In your copy, repeat the records exactly and leave out the pictures.

# Dataset entries start

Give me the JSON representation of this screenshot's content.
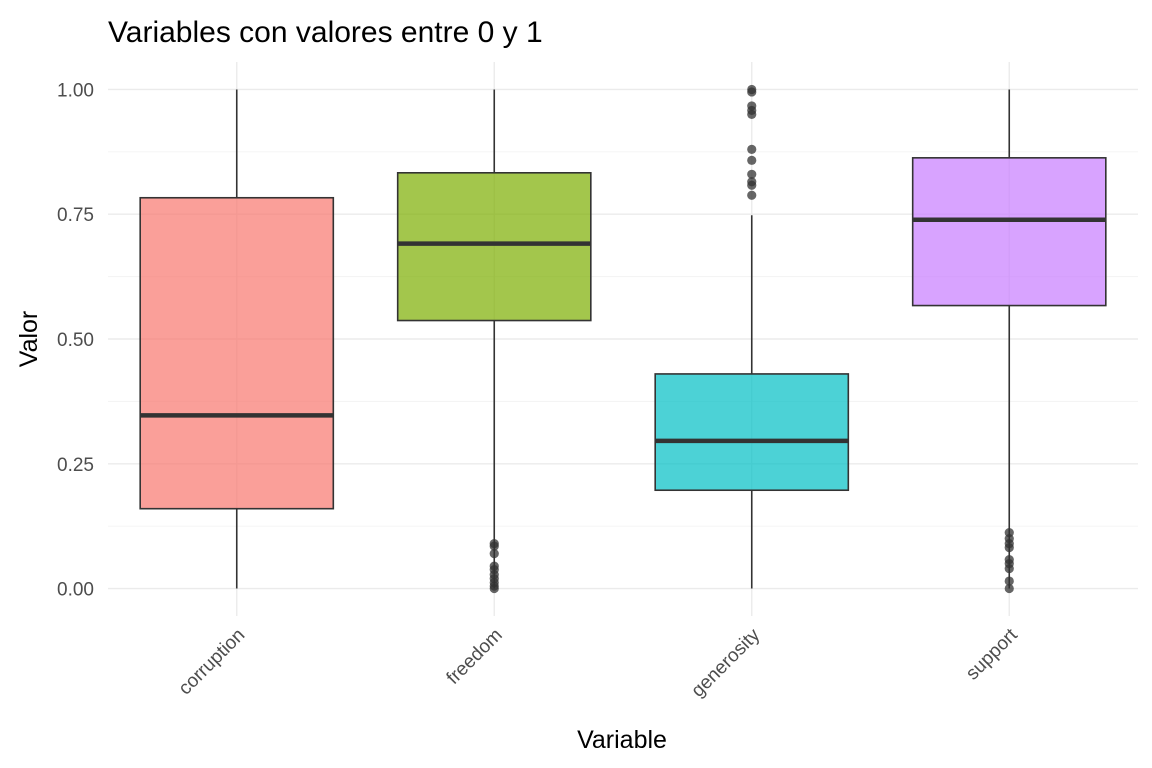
{
  "chart_data": {
    "type": "boxplot",
    "title": "Variables con valores entre 0 y 1",
    "xlabel": "Variable",
    "ylabel": "Valor",
    "ylim": [
      -0.055,
      1.055
    ],
    "yticks": [
      0.0,
      0.25,
      0.5,
      0.75,
      1.0
    ],
    "yticklabels": [
      "0.00",
      "0.25",
      "0.50",
      "0.75",
      "1.00"
    ],
    "grid": true,
    "legend": "none",
    "categories": [
      "corruption",
      "freedom",
      "generosity",
      "support"
    ],
    "boxes": [
      {
        "category": "corruption",
        "color": "#F8766D",
        "whisker_low": 0.0,
        "q1": 0.16,
        "median": 0.347,
        "q3": 0.783,
        "whisker_high": 1.0,
        "outliers": []
      },
      {
        "category": "freedom",
        "color": "#7CAE00",
        "whisker_low": 0.0,
        "q1": 0.537,
        "median": 0.691,
        "q3": 0.833,
        "whisker_high": 1.0,
        "outliers": [
          0.0,
          0.005,
          0.012,
          0.02,
          0.028,
          0.038,
          0.045,
          0.07,
          0.085,
          0.09
        ]
      },
      {
        "category": "generosity",
        "color": "#00BFC4",
        "whisker_low": 0.0,
        "q1": 0.197,
        "median": 0.296,
        "q3": 0.43,
        "whisker_high": 0.748,
        "outliers": [
          0.788,
          0.808,
          0.815,
          0.83,
          0.858,
          0.88,
          0.95,
          0.958,
          0.967,
          0.995,
          1.0
        ]
      },
      {
        "category": "support",
        "color": "#C77CFF",
        "whisker_low": 0.0,
        "q1": 0.567,
        "median": 0.739,
        "q3": 0.863,
        "whisker_high": 1.0,
        "outliers": [
          0.0,
          0.015,
          0.04,
          0.05,
          0.058,
          0.082,
          0.09,
          0.1,
          0.112
        ]
      }
    ]
  }
}
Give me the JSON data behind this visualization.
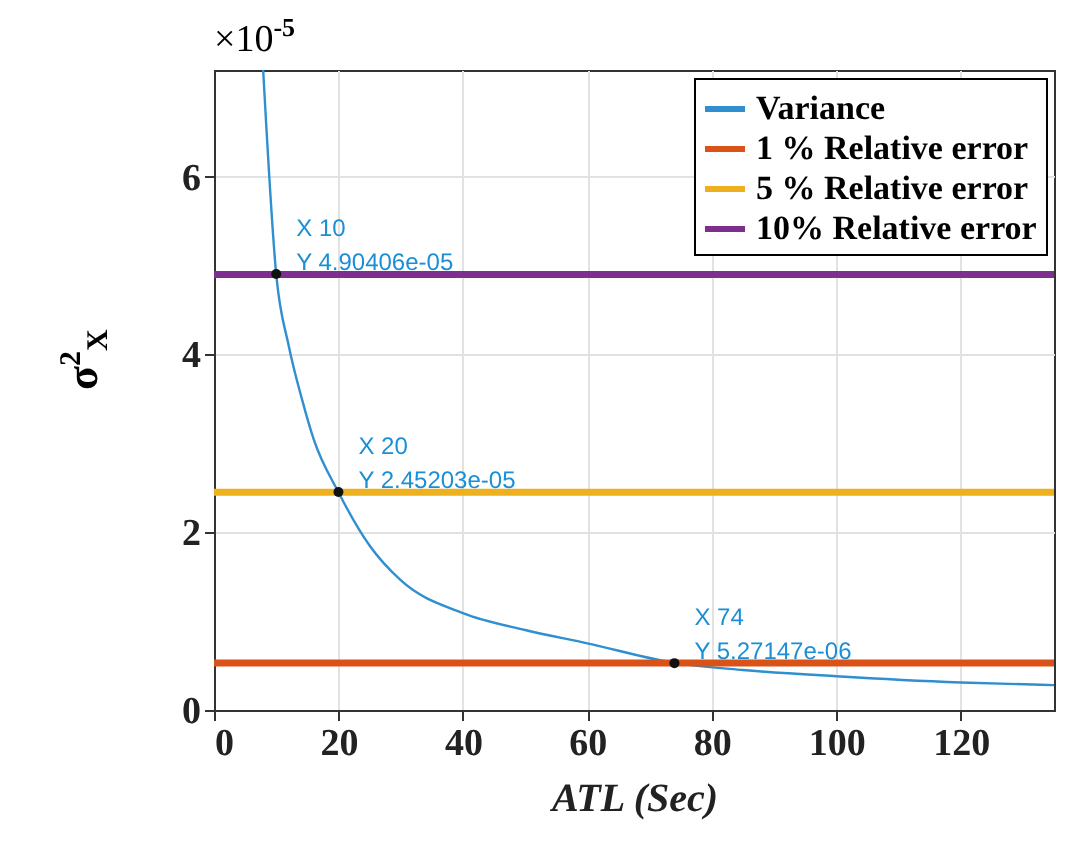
{
  "chart_data": {
    "type": "line",
    "ylabel": "σ$^{2}$$_{X}$",
    "xlabel": "ATL   (Sec)",
    "annotations": [
      "×10$^{-5}$",
      {
        "text": "X 10\nY 4.90406e-05",
        "x": 10,
        "y": 4.90406
      },
      {
        "text": "X 20\nY 2.45203e-05",
        "x": 20,
        "y": 2.45203
      },
      {
        "text": "X 74\nY 5.27147e-06",
        "x": 74,
        "y": 0.527147
      }
    ],
    "series": [
      {
        "name": "Variance",
        "color": "#2f8fd0",
        "x": [
          7.9,
          10,
          12,
          14.2,
          16,
          20,
          25,
          30,
          40,
          50,
          60,
          74,
          85,
          100,
          120,
          135
        ],
        "values": [
          7.2,
          4.9,
          4.1,
          3.48,
          3.05,
          2.45,
          1.85,
          1.46,
          1.09,
          0.9,
          0.75,
          0.53,
          0.45,
          0.38,
          0.31,
          0.28
        ]
      },
      {
        "name": "1 % Relative error",
        "color": "#d95319",
        "x": [
          0,
          135
        ],
        "values": [
          0.53,
          0.53
        ]
      },
      {
        "name": "5 % Relative error",
        "color": "#edb120",
        "x": [
          0,
          135
        ],
        "values": [
          2.45,
          2.45
        ]
      },
      {
        "name": "10% Relative error",
        "color": "#7e2f8e",
        "x": [
          0,
          135
        ],
        "values": [
          4.9,
          4.9
        ]
      }
    ],
    "xlim": [
      0,
      135
    ],
    "xticks": [
      0,
      20,
      40,
      60,
      80,
      100,
      120
    ],
    "ylim": [
      0,
      7.2
    ],
    "yticks": [
      0,
      2,
      4,
      6
    ],
    "grid": true,
    "legend": "top right",
    "marker": "none",
    "line_style": "solid"
  }
}
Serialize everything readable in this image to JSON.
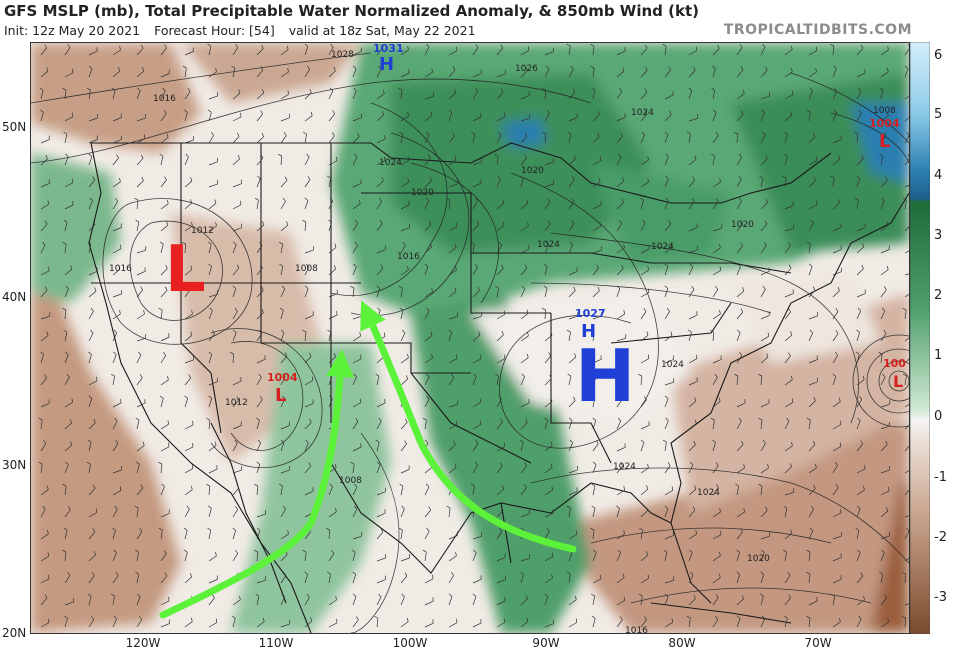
{
  "header": {
    "title": "GFS MSLP (mb), Total Precipitable Water Normalized Anomaly, & 850mb Wind (kt)",
    "init": "Init: 12z May 20 2021",
    "forecast_hour": "Forecast Hour: [54]",
    "valid": "valid at 18z Sat, May 22 2021",
    "credit": "TROPICALTIDBITS.COM"
  },
  "axes": {
    "lat_labels": [
      "50N",
      "40N",
      "30N",
      "20N"
    ],
    "lon_labels": [
      "120W",
      "110W",
      "100W",
      "90W",
      "80W",
      "70W"
    ]
  },
  "colorbar": {
    "ticks": [
      "6",
      "5",
      "4",
      "3",
      "2",
      "1",
      "0",
      "-1",
      "-2",
      "-3"
    ],
    "colors": {
      "positive_high": "#a9d8ee",
      "positive_mid": "#2a7fb0",
      "green_dark": "#1f6b3a",
      "green_light": "#cfe8d3",
      "negative_light": "#e6d5c9",
      "negative_dark": "#7a4a2c"
    }
  },
  "pressure_centers": [
    {
      "type": "H",
      "value": "1031",
      "color": "#1f3fd6"
    },
    {
      "type": "H",
      "value": "1027",
      "color": "#1f3fd6"
    },
    {
      "type": "L",
      "value": "1004",
      "color": "#d42020"
    },
    {
      "type": "L",
      "value": "1004",
      "color": "#d42020"
    },
    {
      "type": "L",
      "value": "100",
      "color": "#d42020"
    }
  ],
  "annotations": {
    "big_H": "H",
    "big_L": "L",
    "arrow_color": "#5cf23a"
  },
  "isobar_labels": [
    "1028",
    "1026",
    "1016",
    "1012",
    "1016",
    "1008",
    "1012",
    "1024",
    "1020",
    "1016",
    "1024",
    "1020",
    "1024",
    "1008",
    "1020",
    "1024",
    "1024",
    "1024",
    "1024",
    "1020",
    "1016",
    "1008"
  ]
}
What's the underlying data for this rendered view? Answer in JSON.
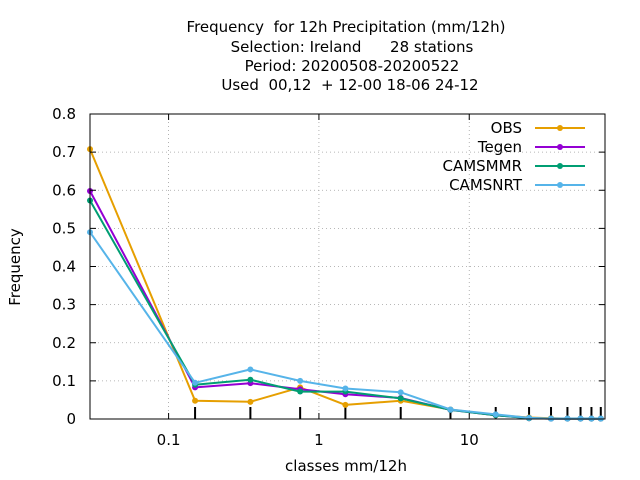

# Dataset entries end

Complete answer:
Give me the JSON representation of this screenshot's content.
{
  "chart_data": {
    "type": "boxplot",
    "title": "Variables con valores entre 0 y 1",
    "xlabel": "Variable",
    "ylabel": "Valor",
    "ylim": [
      -0.055,
      1.055
    ],
    "yticks": [
      0.0,
      0.25,
      0.5,
      0.75,
      1.0
    ],
    "yticklabels": [
      "0.00",
      "0.25",
      "0.50",
      "0.75",
      "1.00"
    ],
    "grid": true,
    "legend": "none",
    "categories": [
      "corruption",
      "freedom",
      "generosity",
      "support"
    ],
    "boxes": [
      {
        "category": "corruption",
        "color": "#F8766D",
        "whisker_low": 0.0,
        "q1": 0.16,
        "median": 0.347,
        "q3": 0.783,
        "whisker_high": 1.0,
        "outliers": []
      },
      {
        "category": "freedom",
        "color": "#7CAE00",
        "whisker_low": 0.0,
        "q1": 0.537,
        "median": 0.691,
        "q3": 0.833,
        "whisker_high": 1.0,
        "outliers": [
          0.0,
          0.005,
          0.012,
          0.02,
          0.028,
          0.038,
          0.045,
          0.07,
          0.085,
          0.09
        ]
      },
      {
        "category": "generosity",
        "color": "#00BFC4",
        "whisker_low": 0.0,
        "q1": 0.197,
        "median": 0.296,
        "q3": 0.43,
        "whisker_high": 0.748,
        "outliers": [
          0.788,
          0.808,
          0.815,
          0.83,
          0.858,
          0.88,
          0.95,
          0.958,
          0.967,
          0.995,
          1.0
        ]
      },
      {
        "category": "support",
        "color": "#C77CFF",
        "whisker_low": 0.0,
        "q1": 0.567,
        "median": 0.739,
        "q3": 0.863,
        "whisker_high": 1.0,
        "outliers": [
          0.0,
          0.015,
          0.04,
          0.05,
          0.058,
          0.082,
          0.09,
          0.1,
          0.112
        ]
      }
    ]
  }
}
Give me the JSON data behind this visualization.
{
  "chart_data": {
    "type": "line",
    "ylabel": "σ$^{2}$$_{X}$",
    "xlabel": "ATL   (Sec)",
    "annotations": [
      "×10$^{-5}$",
      {
        "text": "X 10\nY 4.90406e-05",
        "x": 10,
        "y": 4.90406
      },
      {
        "text": "X 20\nY 2.45203e-05",
        "x": 20,
        "y": 2.45203
      },
      {
        "text": "X 74\nY 5.27147e-06",
        "x": 74,
        "y": 0.527147
      }
    ],
    "series": [
      {
        "name": "Variance",
        "color": "#2f8fd0",
        "x": [
          7.9,
          10,
          12,
          14.2,
          16,
          20,
          25,
          30,
          40,
          50,
          60,
          74,
          85,
          100,
          120,
          135
        ],
        "values": [
          7.2,
          4.9,
          4.1,
          3.48,
          3.05,
          2.45,
          1.85,
          1.46,
          1.09,
          0.9,
          0.75,
          0.53,
          0.45,
          0.38,
          0.31,
          0.28
        ]
      },
      {
        "name": "1 % Relative error",
        "color": "#d95319",
        "x": [
          0,
          135
        ],
        "values": [
          0.53,
          0.53
        ]
      },
      {
        "name": "5 % Relative error",
        "color": "#edb120",
        "x": [
          0,
          135
        ],
        "values": [
          2.45,
          2.45
        ]
      },
      {
        "name": "10% Relative error",
        "color": "#7e2f8e",
        "x": [
          0,
          135
        ],
        "values": [
          4.9,
          4.9
        ]
      }
    ],
    "xlim": [
      0,
      135
    ],
    "xticks": [
      0,
      20,
      40,
      60,
      80,
      100,
      120
    ],
    "ylim": [
      0,
      7.2
    ],
    "yticks": [
      0,
      2,
      4,
      6
    ],
    "grid": true,
    "legend": "top right",
    "marker": "none",
    "line_style": "solid"
  }
}
Serialize everything readable in this image to JSON.
{
  "header": {
    "title": "GFS MSLP (mb), Total Precipitable Water Normalized Anomaly, & 850mb Wind (kt)",
    "init": "Init: 12z May 20 2021",
    "forecast_hour": "Forecast Hour: [54]",
    "valid": "valid at 18z Sat, May 22 2021",
    "credit": "TROPICALTIDBITS.COM"
  },
  "axes": {
    "lat_labels": [
      "50N",
      "40N",
      "30N",
      "20N"
    ],
    "lon_labels": [
      "120W",
      "110W",
      "100W",
      "90W",
      "80W",
      "70W"
    ]
  },
  "colorbar": {
    "ticks": [
      "6",
      "5",
      "4",
      "3",
      "2",
      "1",
      "0",
      "-1",
      "-2",
      "-3"
    ],
    "colors": {
      "positive_high": "#a9d8ee",
      "positive_mid": "#2a7fb0",
      "green_dark": "#1f6b3a",
      "green_light": "#cfe8d3",
      "negative_light": "#e6d5c9",
      "negative_dark": "#7a4a2c"
    }
  },
  "pressure_centers": [
    {
      "type": "H",
      "value": "1031",
      "color": "#1f3fd6"
    },
    {
      "type": "H",
      "value": "1027",
      "color": "#1f3fd6"
    },
    {
      "type": "L",
      "value": "1004",
      "color": "#d42020"
    },
    {
      "type": "L",
      "value": "1004",
      "color": "#d42020"
    },
    {
      "type": "L",
      "value": "100",
      "color": "#d42020"
    }
  ],
  "annotations": {
    "big_H": "H",
    "big_L": "L",
    "arrow_color": "#5cf23a"
  },
  "isobar_labels": [
    "1028",
    "1026",
    "1016",
    "1012",
    "1016",
    "1008",
    "1012",
    "1024",
    "1020",
    "1016",
    "1024",
    "1020",
    "1024",
    "1008",
    "1020",
    "1024",
    "1024",
    "1024",
    "1024",
    "1020",
    "1016",
    "1008"
  ]
}
What's the underlying data for this rendered view? Answer in JSON.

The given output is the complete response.